* [Exercise brief]
Among the records below, find each line that includes the string "Party" and copy it.

▬▬▬

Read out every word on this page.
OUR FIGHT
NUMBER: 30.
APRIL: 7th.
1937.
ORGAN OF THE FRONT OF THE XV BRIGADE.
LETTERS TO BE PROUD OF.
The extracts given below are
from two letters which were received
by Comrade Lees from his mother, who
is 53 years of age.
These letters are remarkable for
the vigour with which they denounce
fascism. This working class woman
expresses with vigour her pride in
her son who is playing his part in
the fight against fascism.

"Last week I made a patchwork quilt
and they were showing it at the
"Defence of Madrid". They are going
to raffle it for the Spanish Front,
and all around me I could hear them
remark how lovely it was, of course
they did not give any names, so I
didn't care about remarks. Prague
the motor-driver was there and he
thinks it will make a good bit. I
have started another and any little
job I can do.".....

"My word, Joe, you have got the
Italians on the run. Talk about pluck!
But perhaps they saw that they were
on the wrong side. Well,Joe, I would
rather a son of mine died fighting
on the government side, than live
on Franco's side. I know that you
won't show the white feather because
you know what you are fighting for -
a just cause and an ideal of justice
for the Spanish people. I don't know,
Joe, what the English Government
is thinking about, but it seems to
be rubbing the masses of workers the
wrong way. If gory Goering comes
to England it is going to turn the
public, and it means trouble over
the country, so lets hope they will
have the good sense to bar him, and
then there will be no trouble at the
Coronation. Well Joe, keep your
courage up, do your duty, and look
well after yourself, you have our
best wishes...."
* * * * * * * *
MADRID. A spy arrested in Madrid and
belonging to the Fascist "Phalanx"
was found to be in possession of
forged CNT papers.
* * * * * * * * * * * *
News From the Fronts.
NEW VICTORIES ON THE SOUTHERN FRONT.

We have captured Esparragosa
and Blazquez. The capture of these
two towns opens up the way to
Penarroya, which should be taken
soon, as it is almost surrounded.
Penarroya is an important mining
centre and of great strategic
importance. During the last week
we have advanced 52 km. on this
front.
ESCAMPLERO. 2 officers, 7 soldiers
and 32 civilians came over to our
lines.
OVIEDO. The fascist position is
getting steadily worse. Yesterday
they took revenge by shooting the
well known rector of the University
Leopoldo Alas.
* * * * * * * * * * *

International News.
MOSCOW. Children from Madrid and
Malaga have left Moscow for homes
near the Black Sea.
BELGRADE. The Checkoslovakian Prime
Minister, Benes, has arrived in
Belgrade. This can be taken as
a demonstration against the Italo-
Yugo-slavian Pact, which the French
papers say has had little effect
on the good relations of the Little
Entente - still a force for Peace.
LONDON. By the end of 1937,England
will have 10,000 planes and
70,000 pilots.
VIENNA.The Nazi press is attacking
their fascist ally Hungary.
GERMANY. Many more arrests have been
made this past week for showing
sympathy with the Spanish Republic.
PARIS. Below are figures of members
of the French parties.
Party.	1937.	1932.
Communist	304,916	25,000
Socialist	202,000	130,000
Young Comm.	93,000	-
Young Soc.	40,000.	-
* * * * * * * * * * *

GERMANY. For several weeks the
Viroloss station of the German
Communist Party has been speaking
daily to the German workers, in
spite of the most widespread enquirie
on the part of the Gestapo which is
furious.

▬▬▬

* [Output for this task]
Party.	1937.	1932.
Communist Party has been speaking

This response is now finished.